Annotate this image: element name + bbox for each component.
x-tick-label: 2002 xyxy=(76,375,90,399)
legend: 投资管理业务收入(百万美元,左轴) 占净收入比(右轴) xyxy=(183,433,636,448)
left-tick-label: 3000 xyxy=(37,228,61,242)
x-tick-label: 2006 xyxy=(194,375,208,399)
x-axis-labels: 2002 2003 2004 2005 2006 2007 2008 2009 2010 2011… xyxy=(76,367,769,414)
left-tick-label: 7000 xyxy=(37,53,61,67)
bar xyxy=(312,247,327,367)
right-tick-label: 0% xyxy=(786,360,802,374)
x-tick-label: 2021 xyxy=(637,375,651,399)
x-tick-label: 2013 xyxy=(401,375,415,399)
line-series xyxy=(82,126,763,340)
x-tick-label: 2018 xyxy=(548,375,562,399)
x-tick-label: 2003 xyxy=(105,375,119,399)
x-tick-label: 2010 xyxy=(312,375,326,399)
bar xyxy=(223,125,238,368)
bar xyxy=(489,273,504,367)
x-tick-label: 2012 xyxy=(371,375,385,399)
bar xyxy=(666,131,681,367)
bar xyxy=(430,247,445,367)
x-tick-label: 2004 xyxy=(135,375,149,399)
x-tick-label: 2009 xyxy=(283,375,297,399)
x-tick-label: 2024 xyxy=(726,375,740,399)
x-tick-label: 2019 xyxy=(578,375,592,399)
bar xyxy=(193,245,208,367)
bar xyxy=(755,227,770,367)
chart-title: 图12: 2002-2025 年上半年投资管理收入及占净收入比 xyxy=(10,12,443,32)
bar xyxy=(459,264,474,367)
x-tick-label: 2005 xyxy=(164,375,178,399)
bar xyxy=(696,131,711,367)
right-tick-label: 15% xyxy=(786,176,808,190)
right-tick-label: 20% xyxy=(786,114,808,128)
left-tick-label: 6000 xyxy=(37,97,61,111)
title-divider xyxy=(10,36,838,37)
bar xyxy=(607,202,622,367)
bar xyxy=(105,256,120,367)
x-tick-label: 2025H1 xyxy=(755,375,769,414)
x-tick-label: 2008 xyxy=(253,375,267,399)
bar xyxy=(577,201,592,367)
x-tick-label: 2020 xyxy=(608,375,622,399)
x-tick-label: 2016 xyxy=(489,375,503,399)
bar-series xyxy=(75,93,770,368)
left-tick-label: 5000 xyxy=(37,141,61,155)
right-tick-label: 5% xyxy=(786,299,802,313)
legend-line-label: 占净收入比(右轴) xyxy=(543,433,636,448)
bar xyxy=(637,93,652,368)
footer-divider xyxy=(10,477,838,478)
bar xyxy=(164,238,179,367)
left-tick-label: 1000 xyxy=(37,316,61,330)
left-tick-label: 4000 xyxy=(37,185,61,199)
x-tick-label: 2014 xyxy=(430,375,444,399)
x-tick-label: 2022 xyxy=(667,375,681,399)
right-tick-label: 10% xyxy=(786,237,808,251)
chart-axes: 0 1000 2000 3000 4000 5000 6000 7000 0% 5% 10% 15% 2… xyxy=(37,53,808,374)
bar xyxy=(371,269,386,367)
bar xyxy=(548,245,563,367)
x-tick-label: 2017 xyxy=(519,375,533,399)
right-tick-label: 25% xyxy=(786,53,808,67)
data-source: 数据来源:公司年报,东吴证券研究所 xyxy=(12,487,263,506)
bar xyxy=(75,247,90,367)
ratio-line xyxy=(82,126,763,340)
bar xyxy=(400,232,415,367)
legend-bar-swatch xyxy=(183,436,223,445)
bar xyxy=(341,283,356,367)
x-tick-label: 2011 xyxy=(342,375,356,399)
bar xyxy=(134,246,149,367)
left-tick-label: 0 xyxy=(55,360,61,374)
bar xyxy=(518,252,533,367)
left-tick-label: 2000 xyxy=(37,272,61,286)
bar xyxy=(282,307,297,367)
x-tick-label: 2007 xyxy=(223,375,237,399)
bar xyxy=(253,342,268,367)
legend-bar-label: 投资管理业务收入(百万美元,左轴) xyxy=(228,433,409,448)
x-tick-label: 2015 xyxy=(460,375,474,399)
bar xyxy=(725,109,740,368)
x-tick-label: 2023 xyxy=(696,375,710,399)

▶ EXERCISE PROMPT
Can you reproduce every one of the records above, character for character and in the same order?

▶ EXERCISE ANSWER
Annotate this image: element name + bbox for each component.
x-tick-label: 2002 xyxy=(76,375,90,399)
legend: 投资管理业务收入(百万美元,左轴) 占净收入比(右轴) xyxy=(183,433,636,448)
left-tick-label: 3000 xyxy=(37,228,61,242)
x-tick-label: 2006 xyxy=(194,375,208,399)
x-axis-labels: 2002 2003 2004 2005 2006 2007 2008 2009 2010 2011… xyxy=(76,367,769,414)
left-tick-label: 7000 xyxy=(37,53,61,67)
bar xyxy=(312,247,327,367)
right-tick-label: 0% xyxy=(786,360,802,374)
x-tick-label: 2021 xyxy=(637,375,651,399)
x-tick-label: 2013 xyxy=(401,375,415,399)
line-series xyxy=(82,126,763,340)
x-tick-label: 2018 xyxy=(548,375,562,399)
x-tick-label: 2003 xyxy=(105,375,119,399)
x-tick-label: 2010 xyxy=(312,375,326,399)
bar xyxy=(223,125,238,368)
bar xyxy=(489,273,504,367)
x-tick-label: 2012 xyxy=(371,375,385,399)
bar xyxy=(666,131,681,367)
bar xyxy=(430,247,445,367)
x-tick-label: 2004 xyxy=(135,375,149,399)
x-tick-label: 2009 xyxy=(283,375,297,399)
x-tick-label: 2024 xyxy=(726,375,740,399)
x-tick-label: 2019 xyxy=(578,375,592,399)
bar xyxy=(193,245,208,367)
bar xyxy=(755,227,770,367)
chart-title: 图12: 2002-2025 年上半年投资管理收入及占净收入比 xyxy=(10,12,443,32)
bar xyxy=(459,264,474,367)
x-tick-label: 2005 xyxy=(164,375,178,399)
bar xyxy=(696,131,711,367)
right-tick-label: 15% xyxy=(786,176,808,190)
right-tick-label: 20% xyxy=(786,114,808,128)
left-tick-label: 6000 xyxy=(37,97,61,111)
title-divider xyxy=(10,36,838,37)
bar xyxy=(607,202,622,367)
bar xyxy=(105,256,120,367)
x-tick-label: 2025H1 xyxy=(755,375,769,414)
x-tick-label: 2008 xyxy=(253,375,267,399)
bar xyxy=(577,201,592,367)
x-tick-label: 2020 xyxy=(608,375,622,399)
x-tick-label: 2016 xyxy=(489,375,503,399)
bar-series xyxy=(75,93,770,368)
left-tick-label: 5000 xyxy=(37,141,61,155)
right-tick-label: 5% xyxy=(786,299,802,313)
legend-line-label: 占净收入比(右轴) xyxy=(543,433,636,448)
bar xyxy=(637,93,652,368)
footer-divider xyxy=(10,477,838,478)
bar xyxy=(164,238,179,367)
left-tick-label: 1000 xyxy=(37,316,61,330)
left-tick-label: 4000 xyxy=(37,185,61,199)
x-tick-label: 2014 xyxy=(430,375,444,399)
x-tick-label: 2022 xyxy=(667,375,681,399)
right-tick-label: 10% xyxy=(786,237,808,251)
chart-axes: 0 1000 2000 3000 4000 5000 6000 7000 0% 5% 10% 15% 2… xyxy=(37,53,808,374)
bar xyxy=(371,269,386,367)
bar xyxy=(548,245,563,367)
x-tick-label: 2017 xyxy=(519,375,533,399)
right-tick-label: 25% xyxy=(786,53,808,67)
data-source: 数据来源:公司年报,东吴证券研究所 xyxy=(12,487,263,506)
bar xyxy=(75,247,90,367)
ratio-line xyxy=(82,126,763,340)
bar xyxy=(400,232,415,367)
legend-bar-swatch xyxy=(183,436,223,445)
bar xyxy=(341,283,356,367)
x-tick-label: 2011 xyxy=(342,375,356,399)
bar xyxy=(134,246,149,367)
left-tick-label: 0 xyxy=(55,360,61,374)
bar xyxy=(518,252,533,367)
left-tick-label: 2000 xyxy=(37,272,61,286)
bar xyxy=(282,307,297,367)
x-tick-label: 2007 xyxy=(223,375,237,399)
bar xyxy=(253,342,268,367)
legend-bar-label: 投资管理业务收入(百万美元,左轴) xyxy=(228,433,409,448)
x-tick-label: 2015 xyxy=(460,375,474,399)
bar xyxy=(725,109,740,368)
x-tick-label: 2023 xyxy=(696,375,710,399)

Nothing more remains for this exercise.